Dataset rows about figures

__________

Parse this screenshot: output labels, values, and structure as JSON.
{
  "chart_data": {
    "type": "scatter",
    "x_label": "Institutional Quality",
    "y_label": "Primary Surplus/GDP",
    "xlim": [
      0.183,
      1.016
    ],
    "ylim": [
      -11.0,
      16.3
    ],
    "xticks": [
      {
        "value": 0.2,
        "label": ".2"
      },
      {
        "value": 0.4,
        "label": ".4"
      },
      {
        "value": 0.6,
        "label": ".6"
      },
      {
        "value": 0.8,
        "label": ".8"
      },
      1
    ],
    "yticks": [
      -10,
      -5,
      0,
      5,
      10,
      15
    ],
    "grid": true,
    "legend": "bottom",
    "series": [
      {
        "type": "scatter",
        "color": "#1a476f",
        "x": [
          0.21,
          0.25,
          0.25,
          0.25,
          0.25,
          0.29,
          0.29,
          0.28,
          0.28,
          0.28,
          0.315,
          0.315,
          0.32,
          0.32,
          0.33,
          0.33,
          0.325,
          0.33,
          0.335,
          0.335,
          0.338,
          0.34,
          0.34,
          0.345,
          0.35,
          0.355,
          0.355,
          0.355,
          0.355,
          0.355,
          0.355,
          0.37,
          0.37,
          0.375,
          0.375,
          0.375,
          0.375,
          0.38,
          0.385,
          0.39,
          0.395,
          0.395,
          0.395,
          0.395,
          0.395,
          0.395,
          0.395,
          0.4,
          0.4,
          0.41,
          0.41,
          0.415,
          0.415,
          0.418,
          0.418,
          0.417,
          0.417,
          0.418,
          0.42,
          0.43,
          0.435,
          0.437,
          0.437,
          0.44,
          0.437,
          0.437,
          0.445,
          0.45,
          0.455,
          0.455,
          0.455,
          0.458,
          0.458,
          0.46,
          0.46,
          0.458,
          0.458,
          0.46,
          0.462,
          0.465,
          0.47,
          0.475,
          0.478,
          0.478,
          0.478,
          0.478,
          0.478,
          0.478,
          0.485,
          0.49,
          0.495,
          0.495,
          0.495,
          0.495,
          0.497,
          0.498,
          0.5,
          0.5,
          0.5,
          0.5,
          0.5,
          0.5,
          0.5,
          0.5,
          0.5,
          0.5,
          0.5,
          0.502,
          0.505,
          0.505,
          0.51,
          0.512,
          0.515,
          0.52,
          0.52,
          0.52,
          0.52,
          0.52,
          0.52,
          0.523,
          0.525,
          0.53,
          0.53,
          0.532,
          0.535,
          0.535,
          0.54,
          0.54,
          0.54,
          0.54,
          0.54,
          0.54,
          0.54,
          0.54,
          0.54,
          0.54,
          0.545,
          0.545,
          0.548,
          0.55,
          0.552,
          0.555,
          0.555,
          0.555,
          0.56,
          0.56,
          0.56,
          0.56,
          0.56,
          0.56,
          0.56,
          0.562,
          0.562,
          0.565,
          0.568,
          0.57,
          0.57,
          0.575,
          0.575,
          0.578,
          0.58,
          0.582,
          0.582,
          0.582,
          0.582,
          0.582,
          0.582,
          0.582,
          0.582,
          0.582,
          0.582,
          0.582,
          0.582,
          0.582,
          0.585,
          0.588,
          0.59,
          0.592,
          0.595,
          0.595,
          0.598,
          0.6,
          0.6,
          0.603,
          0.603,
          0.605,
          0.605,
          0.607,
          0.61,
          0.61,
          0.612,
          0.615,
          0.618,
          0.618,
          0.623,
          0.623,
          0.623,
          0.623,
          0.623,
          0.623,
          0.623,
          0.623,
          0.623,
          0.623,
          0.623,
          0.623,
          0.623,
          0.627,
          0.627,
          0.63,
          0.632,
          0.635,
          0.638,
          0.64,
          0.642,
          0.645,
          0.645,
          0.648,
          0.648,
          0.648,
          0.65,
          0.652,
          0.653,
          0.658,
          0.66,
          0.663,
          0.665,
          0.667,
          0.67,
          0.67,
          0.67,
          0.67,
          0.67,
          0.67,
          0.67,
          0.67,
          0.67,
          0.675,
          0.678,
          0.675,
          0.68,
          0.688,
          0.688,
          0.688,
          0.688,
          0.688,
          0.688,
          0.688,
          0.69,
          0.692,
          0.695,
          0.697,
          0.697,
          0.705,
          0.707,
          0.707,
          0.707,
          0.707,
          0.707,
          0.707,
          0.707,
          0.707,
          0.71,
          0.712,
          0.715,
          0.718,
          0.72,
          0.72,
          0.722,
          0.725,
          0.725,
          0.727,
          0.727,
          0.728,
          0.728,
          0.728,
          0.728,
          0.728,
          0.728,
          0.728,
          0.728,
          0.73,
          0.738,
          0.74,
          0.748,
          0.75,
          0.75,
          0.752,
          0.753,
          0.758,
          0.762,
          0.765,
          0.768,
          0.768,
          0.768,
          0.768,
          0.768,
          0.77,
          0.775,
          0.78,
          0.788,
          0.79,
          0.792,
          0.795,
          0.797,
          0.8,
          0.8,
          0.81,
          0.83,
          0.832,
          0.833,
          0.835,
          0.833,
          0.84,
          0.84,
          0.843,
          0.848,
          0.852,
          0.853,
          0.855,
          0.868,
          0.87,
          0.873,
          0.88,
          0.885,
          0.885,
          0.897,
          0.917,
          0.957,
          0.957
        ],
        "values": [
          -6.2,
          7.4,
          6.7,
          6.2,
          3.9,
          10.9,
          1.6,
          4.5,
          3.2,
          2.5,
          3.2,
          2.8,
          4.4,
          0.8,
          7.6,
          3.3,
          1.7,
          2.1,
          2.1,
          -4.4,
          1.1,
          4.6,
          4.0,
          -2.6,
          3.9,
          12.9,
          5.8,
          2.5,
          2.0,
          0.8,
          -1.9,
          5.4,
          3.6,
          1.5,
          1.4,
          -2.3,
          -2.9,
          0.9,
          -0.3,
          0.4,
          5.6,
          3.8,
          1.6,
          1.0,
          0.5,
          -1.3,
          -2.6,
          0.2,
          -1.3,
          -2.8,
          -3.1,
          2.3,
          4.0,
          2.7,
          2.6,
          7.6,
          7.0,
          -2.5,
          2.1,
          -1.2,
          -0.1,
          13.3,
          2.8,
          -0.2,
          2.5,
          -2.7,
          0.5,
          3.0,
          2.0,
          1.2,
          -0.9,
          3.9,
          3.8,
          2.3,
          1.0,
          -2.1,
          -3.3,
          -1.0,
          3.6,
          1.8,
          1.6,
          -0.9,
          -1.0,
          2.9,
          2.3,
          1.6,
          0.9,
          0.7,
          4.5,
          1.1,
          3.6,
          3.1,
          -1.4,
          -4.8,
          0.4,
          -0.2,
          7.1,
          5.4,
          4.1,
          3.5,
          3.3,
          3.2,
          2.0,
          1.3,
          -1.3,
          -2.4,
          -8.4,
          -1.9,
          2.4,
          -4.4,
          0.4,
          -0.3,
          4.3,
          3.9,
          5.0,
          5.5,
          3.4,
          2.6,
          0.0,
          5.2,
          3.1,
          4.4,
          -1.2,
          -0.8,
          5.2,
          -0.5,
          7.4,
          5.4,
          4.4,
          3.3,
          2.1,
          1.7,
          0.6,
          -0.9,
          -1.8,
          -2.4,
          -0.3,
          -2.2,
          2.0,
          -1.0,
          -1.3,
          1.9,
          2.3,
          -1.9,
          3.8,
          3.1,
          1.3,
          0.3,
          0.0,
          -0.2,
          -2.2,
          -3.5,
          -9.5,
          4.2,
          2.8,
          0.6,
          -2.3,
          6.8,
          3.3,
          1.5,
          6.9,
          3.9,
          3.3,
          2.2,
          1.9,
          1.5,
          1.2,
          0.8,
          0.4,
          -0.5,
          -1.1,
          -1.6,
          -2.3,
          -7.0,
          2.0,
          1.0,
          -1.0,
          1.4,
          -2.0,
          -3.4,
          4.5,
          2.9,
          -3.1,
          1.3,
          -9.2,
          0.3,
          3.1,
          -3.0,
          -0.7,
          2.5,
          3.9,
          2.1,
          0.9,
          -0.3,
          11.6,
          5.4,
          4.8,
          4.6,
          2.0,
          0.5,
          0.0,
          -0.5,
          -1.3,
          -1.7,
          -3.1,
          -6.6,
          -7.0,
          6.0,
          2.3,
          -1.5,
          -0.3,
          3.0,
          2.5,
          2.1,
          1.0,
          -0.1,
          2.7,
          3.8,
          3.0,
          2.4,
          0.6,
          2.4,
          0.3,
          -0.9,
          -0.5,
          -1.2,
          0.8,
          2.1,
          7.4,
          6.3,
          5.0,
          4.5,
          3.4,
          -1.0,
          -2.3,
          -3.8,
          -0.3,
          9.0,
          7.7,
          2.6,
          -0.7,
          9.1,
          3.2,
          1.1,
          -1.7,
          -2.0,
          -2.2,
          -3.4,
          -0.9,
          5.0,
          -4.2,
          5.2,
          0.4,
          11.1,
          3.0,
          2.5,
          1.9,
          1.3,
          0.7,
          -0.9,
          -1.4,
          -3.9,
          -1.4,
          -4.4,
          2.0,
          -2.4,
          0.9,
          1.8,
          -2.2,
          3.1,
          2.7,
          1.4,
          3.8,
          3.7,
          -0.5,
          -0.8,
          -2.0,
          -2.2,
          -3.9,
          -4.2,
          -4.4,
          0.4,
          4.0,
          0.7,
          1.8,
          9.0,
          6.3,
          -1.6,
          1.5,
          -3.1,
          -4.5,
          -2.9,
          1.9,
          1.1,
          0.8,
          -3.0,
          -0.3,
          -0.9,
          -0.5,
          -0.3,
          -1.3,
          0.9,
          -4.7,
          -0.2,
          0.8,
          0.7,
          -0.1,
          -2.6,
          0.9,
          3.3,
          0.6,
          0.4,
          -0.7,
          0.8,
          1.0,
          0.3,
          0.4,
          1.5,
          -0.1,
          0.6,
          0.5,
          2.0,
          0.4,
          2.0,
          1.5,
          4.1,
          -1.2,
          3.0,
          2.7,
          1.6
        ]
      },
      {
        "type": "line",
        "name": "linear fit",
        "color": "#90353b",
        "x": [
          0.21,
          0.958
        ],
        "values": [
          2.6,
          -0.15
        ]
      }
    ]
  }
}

__________

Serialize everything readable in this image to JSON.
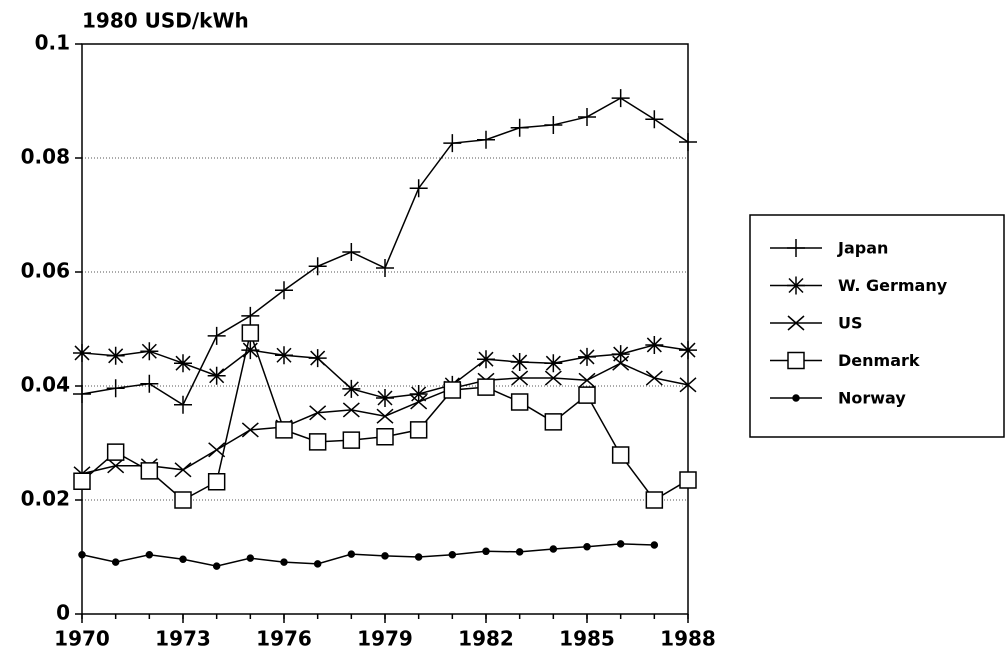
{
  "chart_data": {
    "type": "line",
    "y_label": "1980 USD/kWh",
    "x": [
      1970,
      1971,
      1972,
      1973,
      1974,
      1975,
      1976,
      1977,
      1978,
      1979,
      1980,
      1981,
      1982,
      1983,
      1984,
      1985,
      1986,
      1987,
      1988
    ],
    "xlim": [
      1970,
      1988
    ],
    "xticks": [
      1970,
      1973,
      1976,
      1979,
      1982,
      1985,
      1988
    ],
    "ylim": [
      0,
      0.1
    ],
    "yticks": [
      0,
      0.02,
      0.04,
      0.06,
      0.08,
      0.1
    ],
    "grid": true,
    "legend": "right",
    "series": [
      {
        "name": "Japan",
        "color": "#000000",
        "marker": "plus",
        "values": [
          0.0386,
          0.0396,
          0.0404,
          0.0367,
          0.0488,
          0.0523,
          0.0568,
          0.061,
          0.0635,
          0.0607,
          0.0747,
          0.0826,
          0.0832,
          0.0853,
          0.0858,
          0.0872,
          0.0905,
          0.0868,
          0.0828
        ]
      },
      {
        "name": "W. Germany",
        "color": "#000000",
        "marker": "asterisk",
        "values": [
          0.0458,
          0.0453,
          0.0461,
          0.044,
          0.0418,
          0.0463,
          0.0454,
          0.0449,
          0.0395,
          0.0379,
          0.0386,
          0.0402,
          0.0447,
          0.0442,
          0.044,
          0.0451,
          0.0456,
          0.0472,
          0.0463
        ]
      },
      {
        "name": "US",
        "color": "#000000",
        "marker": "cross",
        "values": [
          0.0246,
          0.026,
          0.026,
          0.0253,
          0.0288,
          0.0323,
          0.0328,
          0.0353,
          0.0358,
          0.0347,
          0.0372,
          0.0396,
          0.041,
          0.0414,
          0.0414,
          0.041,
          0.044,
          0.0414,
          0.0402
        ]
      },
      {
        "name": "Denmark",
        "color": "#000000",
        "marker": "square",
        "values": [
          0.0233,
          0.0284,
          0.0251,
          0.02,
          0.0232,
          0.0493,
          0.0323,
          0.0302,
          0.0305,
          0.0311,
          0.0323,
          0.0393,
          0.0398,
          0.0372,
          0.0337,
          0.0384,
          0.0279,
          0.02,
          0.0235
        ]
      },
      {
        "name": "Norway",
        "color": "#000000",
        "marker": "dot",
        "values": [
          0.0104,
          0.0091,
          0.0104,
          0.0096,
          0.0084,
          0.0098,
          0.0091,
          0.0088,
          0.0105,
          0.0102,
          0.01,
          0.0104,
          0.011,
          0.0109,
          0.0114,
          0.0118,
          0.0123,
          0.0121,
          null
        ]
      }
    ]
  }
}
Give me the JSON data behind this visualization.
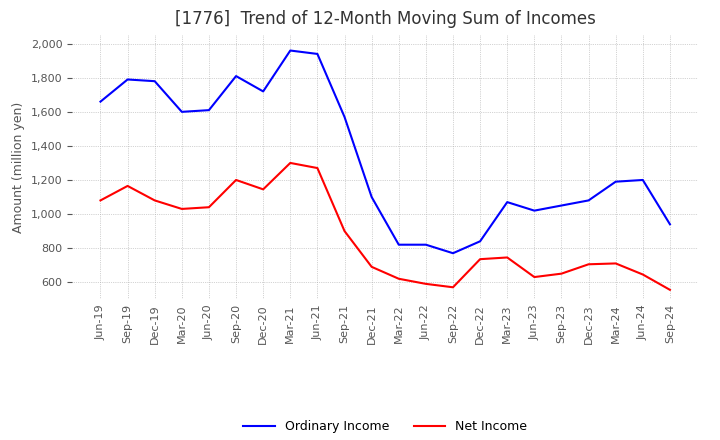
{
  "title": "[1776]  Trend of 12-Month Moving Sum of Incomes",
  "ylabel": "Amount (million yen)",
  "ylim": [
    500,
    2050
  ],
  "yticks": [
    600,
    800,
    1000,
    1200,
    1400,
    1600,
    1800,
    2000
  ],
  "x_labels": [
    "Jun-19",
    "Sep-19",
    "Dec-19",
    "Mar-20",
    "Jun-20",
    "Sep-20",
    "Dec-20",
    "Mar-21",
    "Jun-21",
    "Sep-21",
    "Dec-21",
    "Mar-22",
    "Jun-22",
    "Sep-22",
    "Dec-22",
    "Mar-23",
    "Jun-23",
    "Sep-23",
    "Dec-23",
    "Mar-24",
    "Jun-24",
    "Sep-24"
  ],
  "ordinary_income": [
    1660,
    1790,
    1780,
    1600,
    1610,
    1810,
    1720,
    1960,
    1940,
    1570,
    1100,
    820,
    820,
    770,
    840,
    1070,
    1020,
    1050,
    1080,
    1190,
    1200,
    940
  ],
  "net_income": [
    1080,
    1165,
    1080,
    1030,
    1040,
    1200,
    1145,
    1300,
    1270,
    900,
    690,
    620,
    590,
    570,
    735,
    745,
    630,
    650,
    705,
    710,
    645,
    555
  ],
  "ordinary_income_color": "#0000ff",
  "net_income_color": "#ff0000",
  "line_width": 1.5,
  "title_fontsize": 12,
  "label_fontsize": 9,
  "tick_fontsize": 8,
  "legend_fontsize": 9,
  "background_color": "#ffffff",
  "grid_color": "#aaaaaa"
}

__________

- _Goal of the exercise_
Where a line above contains the word "name", copy that line.

- _Finished exercise_
        "name": "linear fit",
        "name": "Japan",
        "name": "W. Germany",
        "name": "US",
        "name": "Denmark",
        "name": "Norway",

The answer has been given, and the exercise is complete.